● **DESCRIPTION OF THE TASK**
Filter the records below for the word "отношения". Copy each line that holds it.

● **STORED RECORDS**
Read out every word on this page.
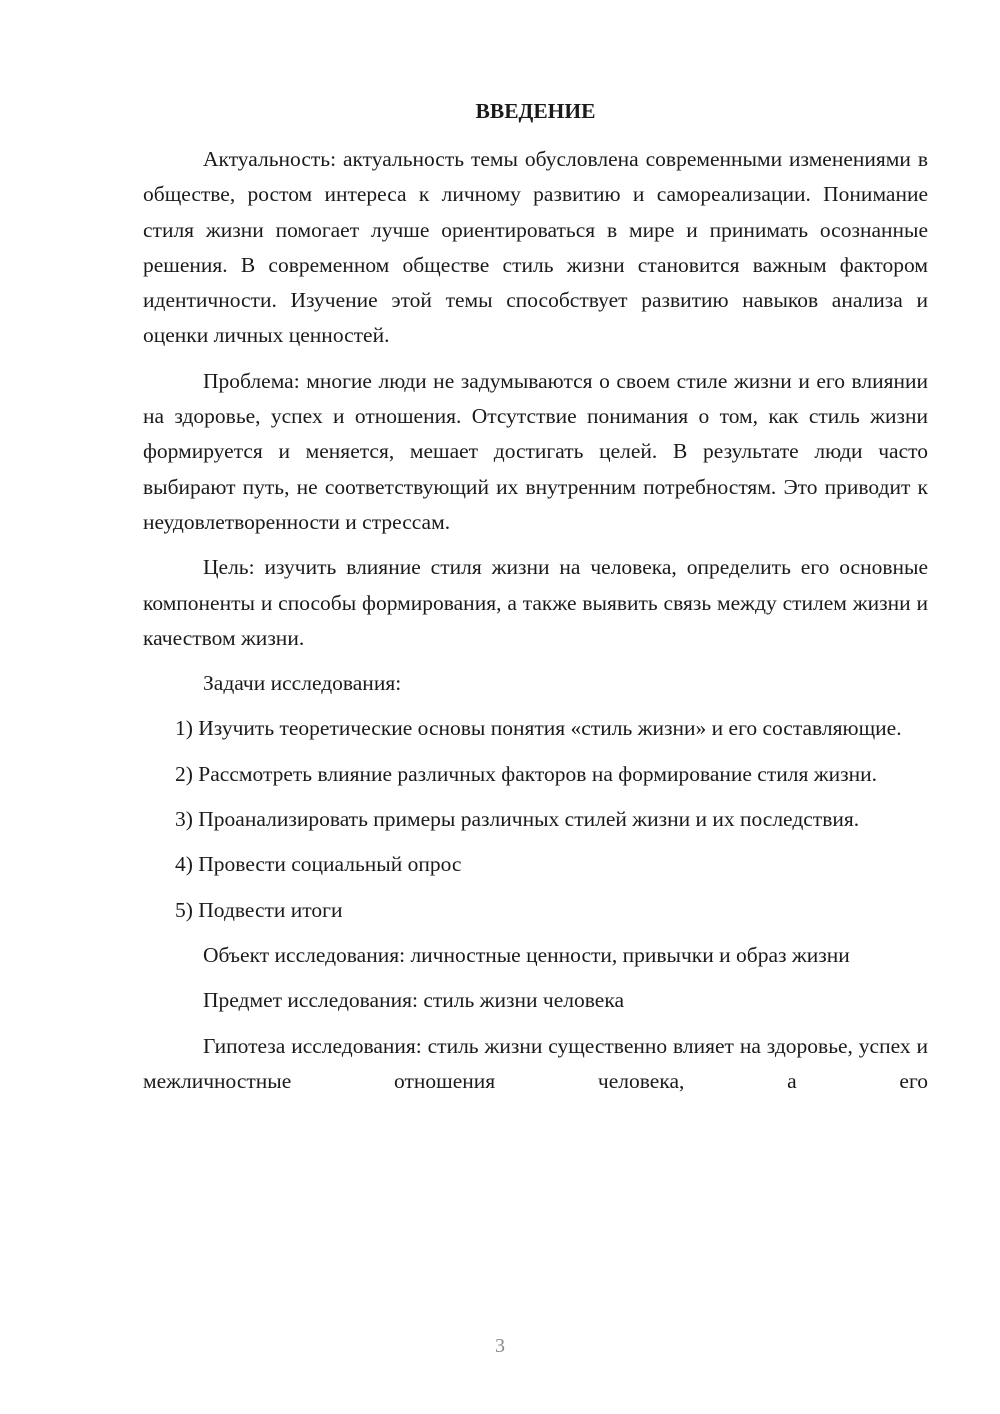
ВВЕДЕНИЕ

Актуальность: актуальность темы обусловлена современными изменениями в обществе, ростом интереса к личному развитию и самореализации. Понимание стиля жизни помогает лучше ориентироваться в мире и принимать осознанные решения. В современном обществе стиль жизни становится важным фактором идентичности. Изучение этой темы способствует развитию навыков анализа и оценки личных ценностей.

Проблема: многие люди не задумываются о своем стиле жизни и его влиянии на здоровье, успех и отношения. Отсутствие понимания о том, как стиль жизни формируется и меняется, мешает достигать целей. В результате люди часто выбирают путь, не соответствующий их внутренним потребностям. Это приводит к неудовлетворенности и стрессам.

Цель: изучить влияние стиля жизни на человека, определить его основные компоненты и способы формирования, а также выявить связь между стилем жизни и качеством жизни.

Задачи исследования:

1) Изучить теоретические основы понятия «стиль жизни» и его составляющие.

2) Рассмотреть влияние различных факторов на формирование стиля жизни.

3) Проанализировать примеры различных стилей жизни и их последствия.

4) Провести социальный опрос

5) Подвести итоги

Объект исследования: личностные ценности, привычки и образ жизни

Предмет исследования: стиль жизни человека

Гипотеза исследования: стиль жизни существенно влияет на здоровье, успех и межличностные отношения человека, а его

3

● **CORRECT RESULT**
Проблема: многие люди не задумываются о своем стиле жизни и его влиянии на здоровье, успех и отношения. Отсутствие понимания о том, как стиль жизни формируется и меняется, мешает достигать целей. В результате люди часто выбирают путь, не соответствующий их внутренним потребностям. Это приводит к неудовлетворенности и стрессам.
Гипотеза исследования: стиль жизни существенно влияет на здоровье, успех и межличностные отношения человека, а его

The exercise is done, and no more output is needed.